- DATASET
+-------+

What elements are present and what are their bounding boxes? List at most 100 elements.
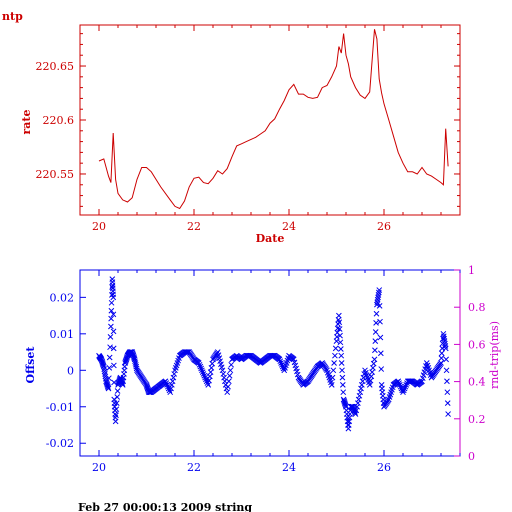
offset-point-interp [133, 365, 140, 372]
offset-point-interp [368, 373, 375, 380]
offset-point-interp [226, 372, 233, 379]
offset-point-interp [225, 378, 232, 385]
offset-xtick-label: 22 [187, 461, 201, 474]
rate-axis-ticks: 20 22 24 26 220.55 220.6 220.65 [36, 25, 461, 233]
rate-line [98, 29, 449, 210]
offset-point-interp [337, 339, 344, 346]
footer-timestamp: Feb 27 00:00:13 2009 string [78, 501, 252, 512]
offset-point-interp [165, 383, 171, 390]
offset-point-interp [198, 365, 204, 372]
offset-point-interp [111, 379, 117, 386]
offset-point-interp [337, 332, 343, 339]
offset-point [438, 360, 444, 366]
offset-point-interp [340, 389, 347, 396]
offset-point [162, 378, 169, 385]
offset-ytick-label: -0.01 [46, 401, 74, 414]
offset-point [108, 323, 114, 330]
offset-point-interp [338, 360, 345, 366]
rate-ylabel: rate [20, 109, 33, 134]
offset-point-interp [163, 380, 170, 386]
offset-point-interp [336, 319, 343, 326]
rtt-ytick-label: 0.2 [468, 413, 486, 426]
offset-point [224, 389, 231, 396]
offset-ytick-label: 0.01 [50, 328, 75, 341]
offset-point-interp [342, 402, 349, 409]
offset-point-interp [227, 367, 234, 374]
figure-title: ntp [2, 10, 23, 23]
offset-point-interp [330, 367, 337, 374]
offset-point-interp [113, 400, 120, 406]
offset-point-interp [339, 382, 346, 388]
rate-xtick-label: 24 [282, 220, 296, 233]
offset-point [195, 360, 202, 366]
offset-point-interp [339, 367, 345, 374]
offset-point-interp [106, 354, 113, 361]
offset-point-interp [225, 383, 231, 390]
offset-point-interp [209, 360, 216, 367]
offset-point-interp [206, 377, 212, 384]
offset-point-interp [107, 344, 113, 351]
rtt-ytick-label: 1 [468, 264, 475, 277]
offset-point-interp [228, 361, 235, 368]
offset-point [276, 356, 283, 363]
offset-point-interp [106, 375, 112, 382]
offset-point-interp [370, 365, 376, 371]
offset-point-interp [336, 326, 343, 332]
offset-xtick-label: 26 [377, 461, 391, 474]
offset-point-interp [377, 318, 383, 325]
offset-point-interp [107, 334, 114, 340]
offset-point-interp [199, 367, 205, 374]
offset-point-interp [372, 338, 379, 344]
offset-point-interp [329, 374, 336, 381]
offset-point-interp [438, 350, 445, 357]
offset-point [205, 382, 212, 388]
offset-point-interp [208, 365, 215, 371]
offset-point-interp [110, 328, 117, 335]
offset-point-interp [444, 389, 451, 396]
offset-point-interp [378, 366, 385, 372]
offset-point-interp [402, 383, 409, 390]
offset-point-interp [338, 346, 344, 352]
offset-point [328, 382, 335, 388]
offset-point [445, 411, 451, 417]
offset-point [336, 312, 342, 319]
offset-point-interp [207, 369, 214, 375]
offset-point-interp [370, 360, 377, 367]
rate-ytick-label: 220.65 [36, 60, 75, 73]
rate-plot-frame [79, 24, 461, 216]
offset-ylabel: Offset [24, 346, 37, 384]
offset-point-interp [444, 378, 450, 385]
offset-point-interp [199, 369, 206, 375]
offset-point-interp [201, 372, 208, 379]
offset-point-interp [369, 369, 375, 375]
offset-point [366, 382, 373, 388]
offset-point-interp [377, 334, 384, 341]
offset-point-interp [372, 329, 379, 335]
rate-series [98, 29, 449, 210]
offset-point-interp [396, 382, 403, 388]
offset-point-interp [278, 360, 284, 366]
offset-point [376, 287, 383, 293]
offset-point-interp [443, 367, 450, 374]
offset-point [371, 356, 378, 363]
offset-point-interp [339, 374, 346, 381]
offset-point [105, 385, 112, 392]
offset-point-interp [331, 360, 337, 366]
offset-point-interp [184, 349, 190, 355]
offset-point-interp [400, 387, 407, 394]
offset-point-interp [105, 384, 111, 391]
rate-ytick-label: 220.6 [43, 114, 75, 127]
offset-ytick-label: 0.02 [50, 291, 75, 304]
offset-point-interp [196, 361, 203, 368]
offset-point-interp [114, 388, 121, 394]
offset-point-interp [202, 374, 208, 381]
offset-point-interp [108, 315, 114, 322]
offset-point-interp [108, 299, 115, 306]
rtt-ytick-label: 0 [468, 450, 475, 463]
offset-point-interp [111, 362, 117, 369]
offset-point [110, 294, 117, 301]
offset-point [395, 378, 402, 385]
rate-xtick-label: 26 [377, 220, 391, 233]
offset-point [200, 371, 207, 377]
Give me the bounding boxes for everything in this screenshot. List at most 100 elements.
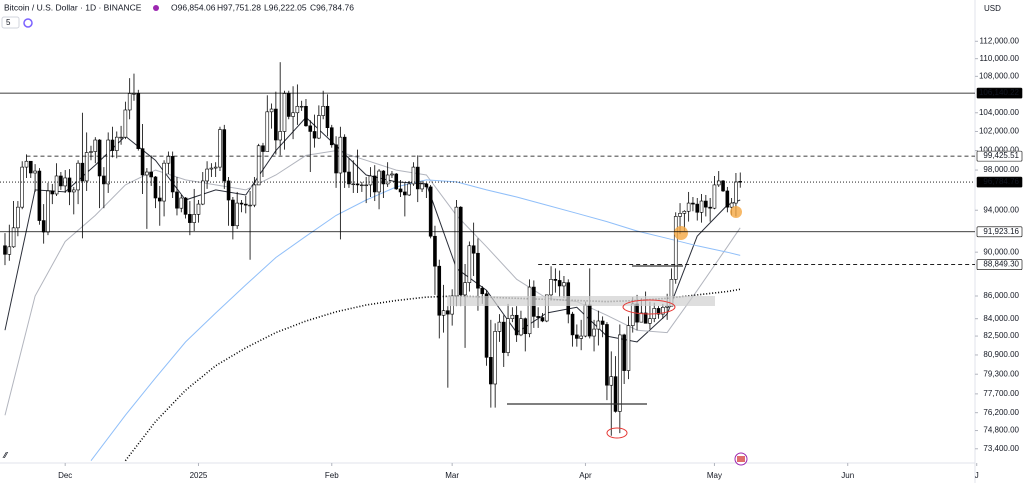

+-------+

- WHAT THE EXERCISE ASKS
Please reproduce all of the items above word for word, leaving the pictures out of your answer.

- WRITTEN ANSWER
What elements are present and what are their bounding boxes? List at most 100 elements.
offset-point-interp [133, 365, 140, 372]
offset-point-interp [368, 373, 375, 380]
offset-point-interp [226, 372, 233, 379]
offset-point-interp [225, 378, 232, 385]
offset-xtick-label: 22 [187, 461, 201, 474]
rate-axis-ticks: 20 22 24 26 220.55 220.6 220.65 [36, 25, 461, 233]
rate-line [98, 29, 449, 210]
offset-point-interp [337, 339, 344, 346]
footer-timestamp: Feb 27 00:00:13 2009 string [78, 501, 252, 512]
offset-point-interp [165, 383, 171, 390]
offset-point-interp [198, 365, 204, 372]
offset-point-interp [111, 379, 117, 386]
offset-point-interp [337, 332, 343, 339]
offset-point [438, 360, 444, 366]
offset-point-interp [340, 389, 347, 396]
offset-point [162, 378, 169, 385]
offset-ytick-label: -0.01 [46, 401, 74, 414]
offset-point [108, 323, 114, 330]
offset-point-interp [338, 360, 345, 366]
rate-ylabel: rate [20, 109, 33, 134]
offset-point-interp [163, 380, 170, 386]
offset-point-interp [336, 319, 343, 326]
rtt-ytick-label: 0.2 [468, 413, 486, 426]
offset-point [224, 389, 231, 396]
offset-ytick-label: 0.01 [50, 328, 75, 341]
offset-point-interp [342, 402, 349, 409]
offset-point-interp [227, 367, 234, 374]
figure-title: ntp [2, 10, 23, 23]
offset-point-interp [330, 367, 337, 374]
offset-point-interp [113, 400, 120, 406]
offset-point-interp [339, 382, 346, 388]
rate-xtick-label: 24 [282, 220, 296, 233]
offset-point [195, 360, 202, 366]
offset-point-interp [339, 367, 345, 374]
offset-point-interp [106, 354, 113, 361]
offset-point-interp [225, 383, 231, 390]
offset-point-interp [209, 360, 216, 367]
offset-point-interp [206, 377, 212, 384]
offset-point-interp [107, 344, 113, 351]
rtt-ytick-label: 1 [468, 264, 475, 277]
offset-point-interp [228, 361, 235, 368]
offset-point [276, 356, 283, 363]
offset-point-interp [106, 375, 112, 382]
offset-point-interp [370, 365, 376, 371]
offset-point-interp [336, 326, 343, 332]
offset-xtick-label: 26 [377, 461, 391, 474]
offset-point-interp [377, 318, 383, 325]
offset-point-interp [107, 334, 114, 340]
offset-point-interp [199, 367, 205, 374]
offset-point-interp [372, 338, 379, 344]
offset-point-interp [329, 374, 336, 381]
offset-point-interp [438, 350, 445, 357]
offset-point [205, 382, 212, 388]
offset-point-interp [208, 365, 215, 371]
offset-point-interp [110, 328, 117, 335]
offset-point-interp [444, 389, 451, 396]
offset-point-interp [378, 366, 385, 372]
offset-point-interp [402, 383, 409, 390]
offset-point-interp [338, 346, 344, 352]
offset-point [328, 382, 335, 388]
offset-point [445, 411, 451, 417]
offset-point [336, 312, 342, 319]
offset-point-interp [207, 369, 214, 375]
offset-point-interp [370, 360, 377, 367]
rate-ytick-label: 220.65 [36, 60, 75, 73]
rate-plot-frame [79, 24, 461, 216]
offset-ylabel: Offset [24, 346, 37, 384]
offset-point-interp [444, 378, 450, 385]
offset-point-interp [199, 369, 206, 375]
offset-point-interp [201, 372, 208, 379]
offset-point-interp [369, 369, 375, 375]
offset-point [366, 382, 373, 388]
offset-point-interp [377, 334, 384, 341]
offset-point-interp [372, 329, 379, 335]
rate-series [98, 29, 449, 210]
offset-point-interp [396, 382, 403, 388]
offset-point-interp [278, 360, 284, 366]
offset-point [376, 287, 383, 293]
offset-point-interp [443, 367, 450, 374]
offset-point [371, 356, 378, 363]
offset-point-interp [339, 374, 346, 381]
offset-point [105, 385, 112, 392]
offset-point-interp [331, 360, 337, 366]
offset-point-interp [184, 349, 190, 355]
offset-point-interp [400, 387, 407, 394]
offset-point-interp [105, 384, 111, 391]
rate-ytick-label: 220.6 [43, 114, 75, 127]
offset-ytick-label: 0.02 [50, 291, 75, 304]
offset-point-interp [196, 361, 203, 368]
offset-point-interp [114, 388, 121, 394]
offset-point-interp [202, 374, 208, 381]
offset-point-interp [108, 315, 114, 322]
offset-point-interp [108, 299, 115, 306]
rtt-ytick-label: 0 [468, 450, 475, 463]
offset-point-interp [111, 362, 117, 369]
offset-point [110, 294, 117, 301]
offset-point [395, 378, 402, 385]
rate-xtick-label: 26 [377, 220, 391, 233]
offset-point [200, 371, 207, 377]
Give me the bounding boxes for everything in this screenshot. List at most 100 elements.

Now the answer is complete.